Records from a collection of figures
** BEGIN **

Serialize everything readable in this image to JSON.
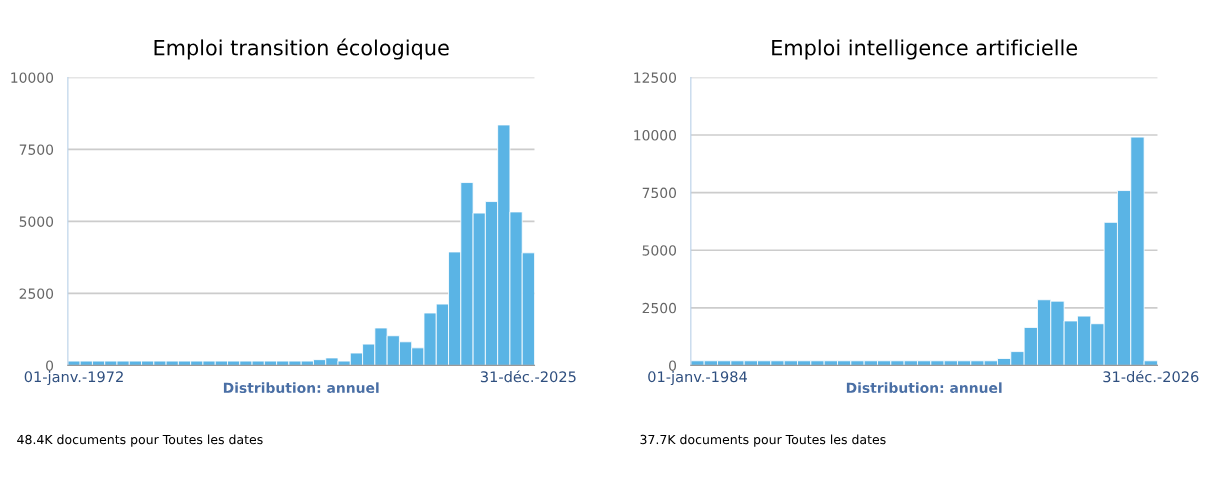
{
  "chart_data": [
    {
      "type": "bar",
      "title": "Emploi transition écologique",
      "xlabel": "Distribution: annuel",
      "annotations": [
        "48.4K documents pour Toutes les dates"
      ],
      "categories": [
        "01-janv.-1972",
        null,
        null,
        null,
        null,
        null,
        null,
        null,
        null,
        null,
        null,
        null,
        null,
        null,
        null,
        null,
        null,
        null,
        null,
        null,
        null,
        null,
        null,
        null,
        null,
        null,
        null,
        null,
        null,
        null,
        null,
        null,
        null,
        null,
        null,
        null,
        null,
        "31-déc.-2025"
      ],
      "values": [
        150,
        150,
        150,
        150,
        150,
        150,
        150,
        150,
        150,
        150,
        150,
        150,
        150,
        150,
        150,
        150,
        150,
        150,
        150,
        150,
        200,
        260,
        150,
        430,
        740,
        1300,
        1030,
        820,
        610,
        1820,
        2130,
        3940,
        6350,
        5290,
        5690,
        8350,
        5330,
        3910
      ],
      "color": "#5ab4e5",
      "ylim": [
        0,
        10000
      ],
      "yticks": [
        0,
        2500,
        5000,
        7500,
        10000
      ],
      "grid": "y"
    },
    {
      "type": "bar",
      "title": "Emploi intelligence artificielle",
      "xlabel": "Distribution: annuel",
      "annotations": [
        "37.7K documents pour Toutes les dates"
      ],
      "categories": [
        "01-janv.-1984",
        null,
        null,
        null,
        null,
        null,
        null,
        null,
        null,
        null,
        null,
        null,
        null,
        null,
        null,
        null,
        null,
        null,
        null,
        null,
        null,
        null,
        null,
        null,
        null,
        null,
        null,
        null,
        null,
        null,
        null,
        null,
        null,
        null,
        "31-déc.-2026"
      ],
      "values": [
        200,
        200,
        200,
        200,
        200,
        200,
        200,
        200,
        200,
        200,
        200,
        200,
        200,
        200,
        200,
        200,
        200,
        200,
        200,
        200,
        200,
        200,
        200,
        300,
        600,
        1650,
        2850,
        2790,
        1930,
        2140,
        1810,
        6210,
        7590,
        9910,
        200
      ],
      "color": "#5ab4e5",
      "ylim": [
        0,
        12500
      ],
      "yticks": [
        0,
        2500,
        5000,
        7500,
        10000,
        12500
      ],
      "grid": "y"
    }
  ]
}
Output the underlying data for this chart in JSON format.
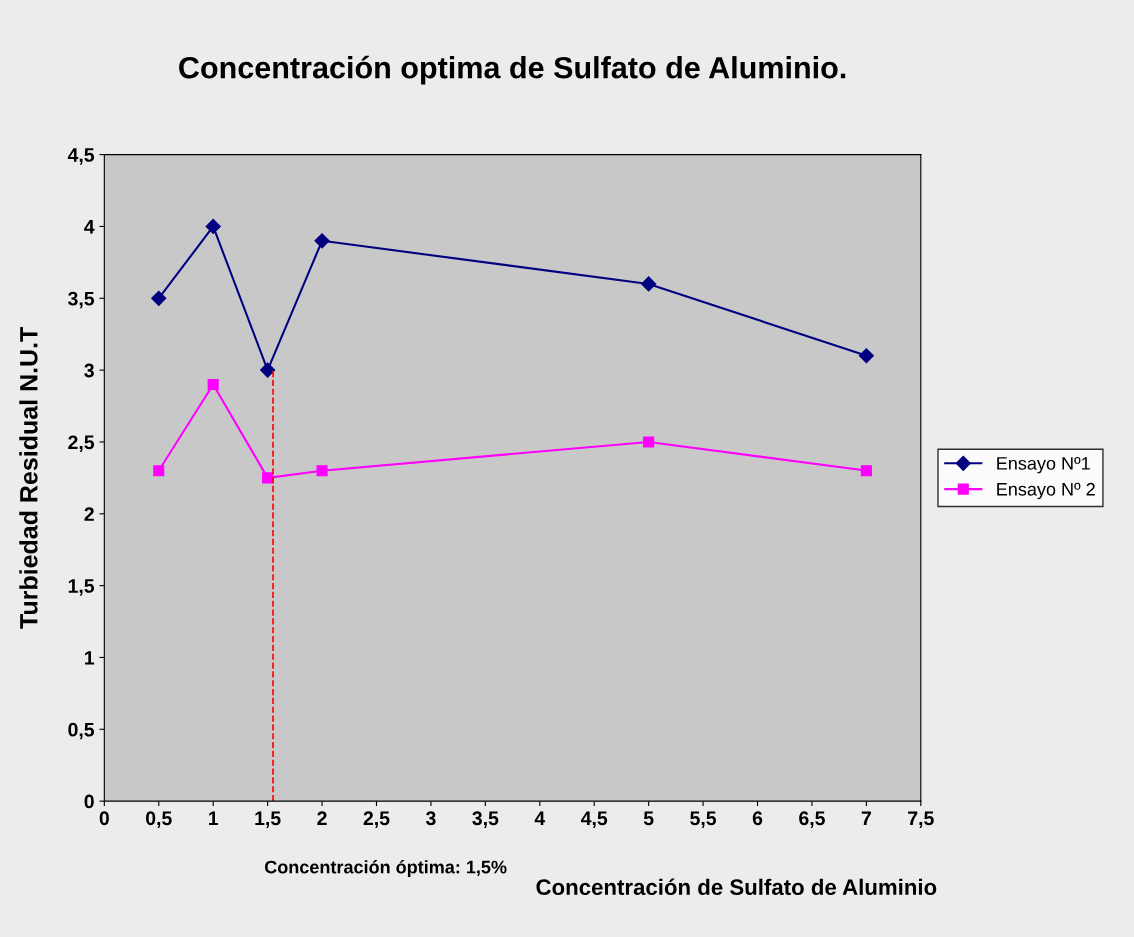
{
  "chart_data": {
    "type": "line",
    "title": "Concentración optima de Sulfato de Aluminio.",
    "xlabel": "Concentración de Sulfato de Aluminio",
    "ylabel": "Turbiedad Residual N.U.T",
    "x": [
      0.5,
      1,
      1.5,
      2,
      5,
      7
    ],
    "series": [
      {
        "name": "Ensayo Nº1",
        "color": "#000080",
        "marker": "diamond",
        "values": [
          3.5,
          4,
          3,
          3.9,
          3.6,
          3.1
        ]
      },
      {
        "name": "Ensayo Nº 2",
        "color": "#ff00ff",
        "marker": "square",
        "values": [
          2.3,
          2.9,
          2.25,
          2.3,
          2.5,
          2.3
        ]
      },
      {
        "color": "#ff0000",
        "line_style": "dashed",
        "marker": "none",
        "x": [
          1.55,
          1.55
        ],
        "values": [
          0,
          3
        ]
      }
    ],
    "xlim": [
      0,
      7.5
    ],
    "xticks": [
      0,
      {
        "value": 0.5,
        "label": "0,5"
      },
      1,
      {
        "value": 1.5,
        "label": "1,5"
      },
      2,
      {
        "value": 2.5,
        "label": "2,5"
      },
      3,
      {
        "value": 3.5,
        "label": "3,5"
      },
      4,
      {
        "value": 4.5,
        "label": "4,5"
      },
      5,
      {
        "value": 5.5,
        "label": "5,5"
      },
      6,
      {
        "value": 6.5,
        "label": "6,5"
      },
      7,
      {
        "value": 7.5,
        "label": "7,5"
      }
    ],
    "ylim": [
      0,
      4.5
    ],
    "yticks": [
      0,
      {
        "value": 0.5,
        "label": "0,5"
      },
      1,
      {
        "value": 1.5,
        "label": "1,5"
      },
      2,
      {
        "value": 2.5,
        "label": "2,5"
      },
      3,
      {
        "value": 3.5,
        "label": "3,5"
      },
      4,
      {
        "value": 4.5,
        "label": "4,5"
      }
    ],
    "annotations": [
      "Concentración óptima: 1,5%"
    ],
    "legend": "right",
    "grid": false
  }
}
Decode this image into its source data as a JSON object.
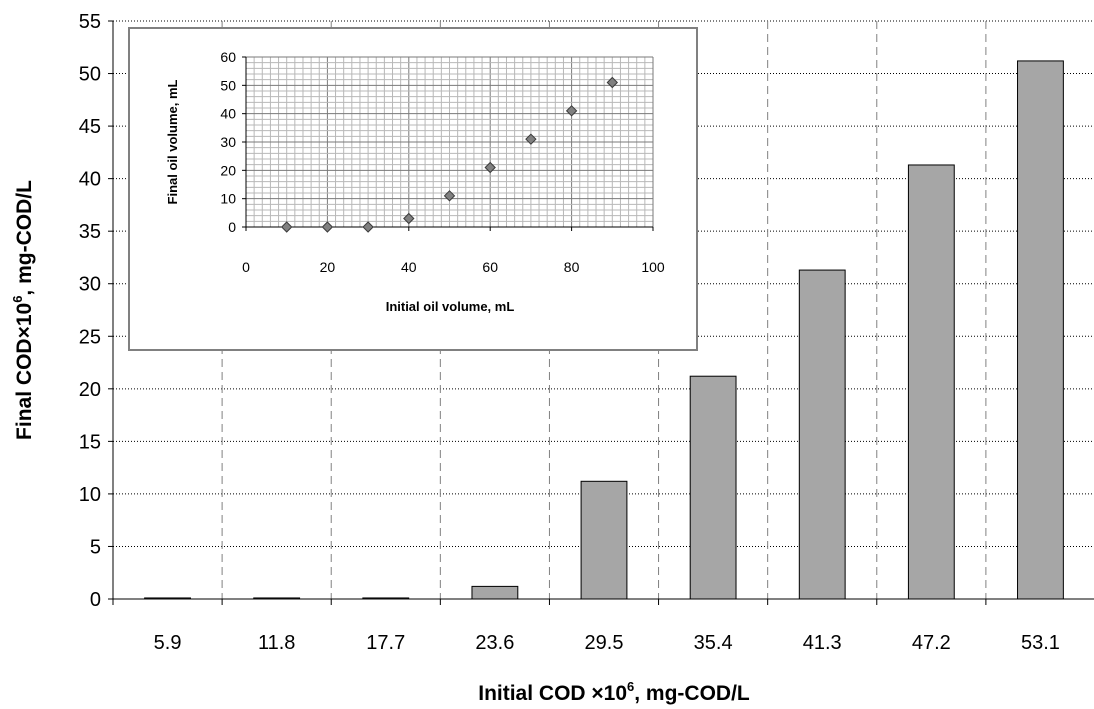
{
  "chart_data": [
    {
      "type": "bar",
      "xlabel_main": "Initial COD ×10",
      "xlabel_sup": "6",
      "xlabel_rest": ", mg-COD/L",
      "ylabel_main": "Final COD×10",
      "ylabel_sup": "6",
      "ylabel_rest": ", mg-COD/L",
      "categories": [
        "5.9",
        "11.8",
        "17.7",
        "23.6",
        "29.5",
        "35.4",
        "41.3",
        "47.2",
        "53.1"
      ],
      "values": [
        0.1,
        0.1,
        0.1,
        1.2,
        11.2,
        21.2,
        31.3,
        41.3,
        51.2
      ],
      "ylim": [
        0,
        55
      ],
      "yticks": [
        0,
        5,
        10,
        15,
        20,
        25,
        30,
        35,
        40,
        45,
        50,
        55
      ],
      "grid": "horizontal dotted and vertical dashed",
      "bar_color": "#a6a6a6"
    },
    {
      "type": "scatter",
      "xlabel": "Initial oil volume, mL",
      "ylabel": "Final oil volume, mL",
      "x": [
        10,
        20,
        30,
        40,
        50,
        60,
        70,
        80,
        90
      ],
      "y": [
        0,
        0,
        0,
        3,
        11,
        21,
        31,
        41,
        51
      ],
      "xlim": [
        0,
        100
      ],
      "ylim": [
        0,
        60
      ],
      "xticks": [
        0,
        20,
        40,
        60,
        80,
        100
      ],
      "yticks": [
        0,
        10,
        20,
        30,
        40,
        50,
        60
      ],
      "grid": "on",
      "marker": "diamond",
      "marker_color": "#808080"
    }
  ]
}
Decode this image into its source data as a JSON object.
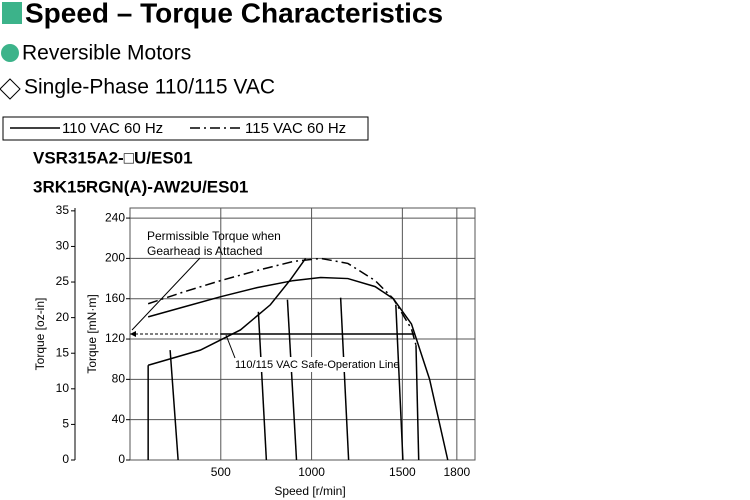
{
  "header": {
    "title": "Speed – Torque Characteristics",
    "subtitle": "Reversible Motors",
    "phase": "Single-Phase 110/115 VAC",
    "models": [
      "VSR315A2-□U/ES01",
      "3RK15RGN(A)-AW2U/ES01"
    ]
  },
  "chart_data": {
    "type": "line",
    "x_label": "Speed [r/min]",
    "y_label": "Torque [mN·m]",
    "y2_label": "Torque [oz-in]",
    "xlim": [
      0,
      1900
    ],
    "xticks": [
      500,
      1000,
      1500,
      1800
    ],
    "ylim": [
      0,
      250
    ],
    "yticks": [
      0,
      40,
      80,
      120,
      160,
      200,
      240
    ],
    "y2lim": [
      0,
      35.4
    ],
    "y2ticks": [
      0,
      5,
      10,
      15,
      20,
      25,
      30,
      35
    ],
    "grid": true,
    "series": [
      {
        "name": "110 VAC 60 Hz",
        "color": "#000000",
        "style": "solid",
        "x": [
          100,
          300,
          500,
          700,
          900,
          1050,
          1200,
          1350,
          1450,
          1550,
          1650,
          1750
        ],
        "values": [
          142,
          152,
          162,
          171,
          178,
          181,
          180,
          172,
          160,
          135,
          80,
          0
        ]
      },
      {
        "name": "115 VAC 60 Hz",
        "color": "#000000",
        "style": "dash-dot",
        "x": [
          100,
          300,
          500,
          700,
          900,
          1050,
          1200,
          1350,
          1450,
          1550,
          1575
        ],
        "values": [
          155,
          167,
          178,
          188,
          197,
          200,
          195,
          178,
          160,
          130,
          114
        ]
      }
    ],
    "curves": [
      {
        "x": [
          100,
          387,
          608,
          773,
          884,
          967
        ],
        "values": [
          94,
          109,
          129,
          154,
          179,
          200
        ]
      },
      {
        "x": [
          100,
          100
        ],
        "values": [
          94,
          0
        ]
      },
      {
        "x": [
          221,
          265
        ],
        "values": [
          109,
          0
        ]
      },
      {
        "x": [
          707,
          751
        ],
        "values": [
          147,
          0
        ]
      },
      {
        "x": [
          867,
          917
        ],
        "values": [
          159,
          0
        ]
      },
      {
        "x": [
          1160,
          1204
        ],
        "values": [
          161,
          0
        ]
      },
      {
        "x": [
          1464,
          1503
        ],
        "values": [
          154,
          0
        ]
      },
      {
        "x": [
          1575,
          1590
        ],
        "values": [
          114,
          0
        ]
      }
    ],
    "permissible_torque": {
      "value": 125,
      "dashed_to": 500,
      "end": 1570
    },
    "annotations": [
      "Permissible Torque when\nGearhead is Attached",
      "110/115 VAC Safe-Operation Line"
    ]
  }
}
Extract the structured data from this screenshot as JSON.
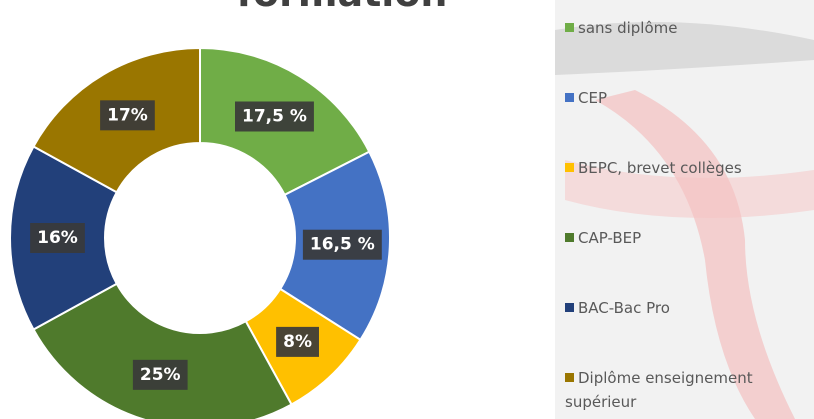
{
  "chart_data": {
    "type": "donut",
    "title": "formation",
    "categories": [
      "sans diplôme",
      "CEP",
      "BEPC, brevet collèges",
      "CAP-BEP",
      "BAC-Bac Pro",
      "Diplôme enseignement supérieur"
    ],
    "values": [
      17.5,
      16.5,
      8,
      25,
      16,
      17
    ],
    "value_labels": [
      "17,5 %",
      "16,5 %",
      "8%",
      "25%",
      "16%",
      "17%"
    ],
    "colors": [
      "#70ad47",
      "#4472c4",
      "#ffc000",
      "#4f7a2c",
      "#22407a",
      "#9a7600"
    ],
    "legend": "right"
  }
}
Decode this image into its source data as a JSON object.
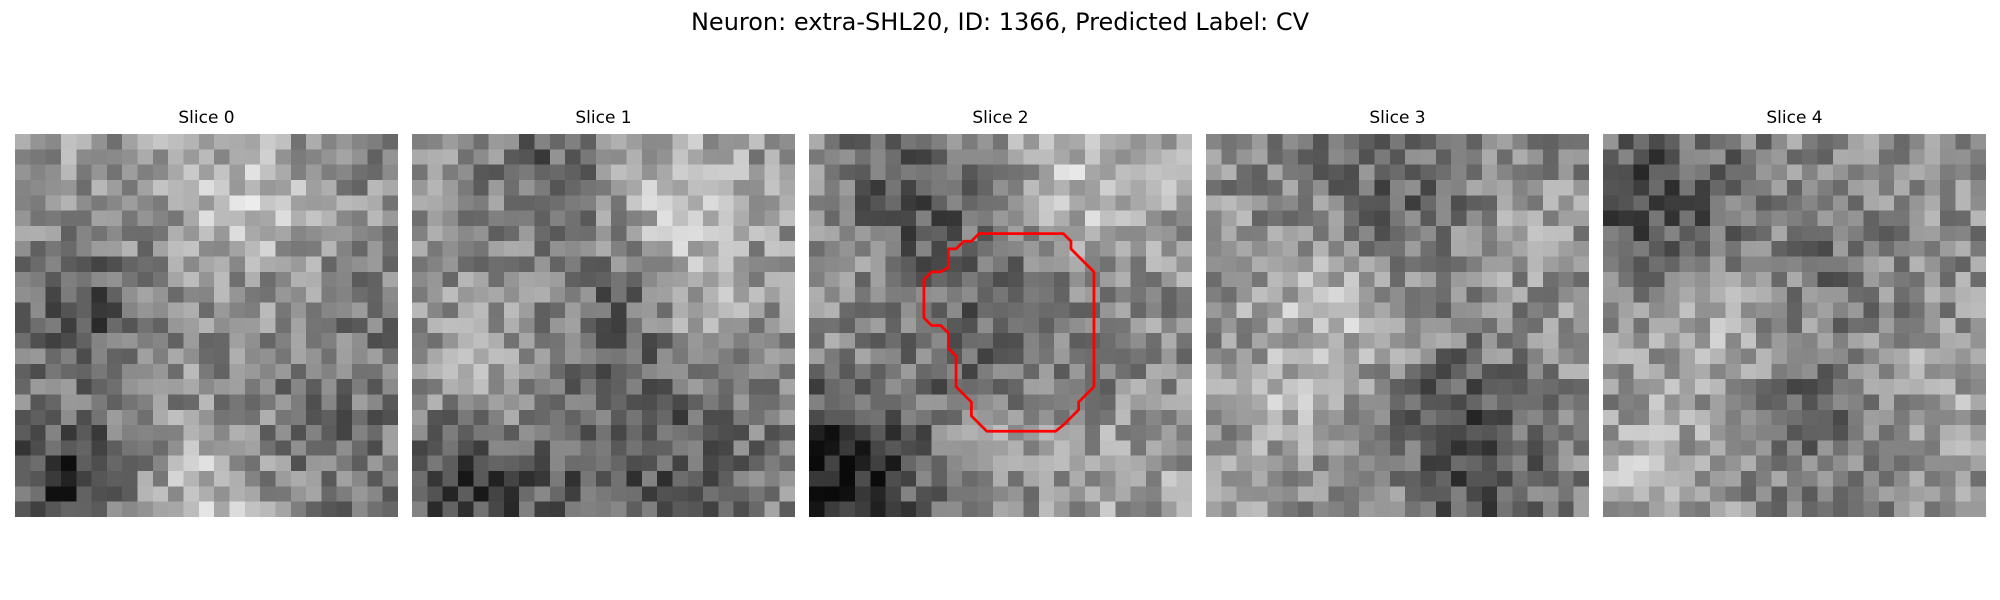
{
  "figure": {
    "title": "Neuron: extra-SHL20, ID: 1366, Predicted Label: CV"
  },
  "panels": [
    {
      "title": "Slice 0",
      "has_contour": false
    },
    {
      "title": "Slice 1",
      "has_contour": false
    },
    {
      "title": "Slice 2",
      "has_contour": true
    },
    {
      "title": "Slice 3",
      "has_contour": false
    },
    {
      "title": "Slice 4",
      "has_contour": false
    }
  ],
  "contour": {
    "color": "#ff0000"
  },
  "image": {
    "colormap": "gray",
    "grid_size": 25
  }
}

** END **

Problem statement → Reproduce each line of the material containing the word "Emploi".

Exercise output →
      "title": "Emploi transition écologique",
      "title": "Emploi intelligence artificielle",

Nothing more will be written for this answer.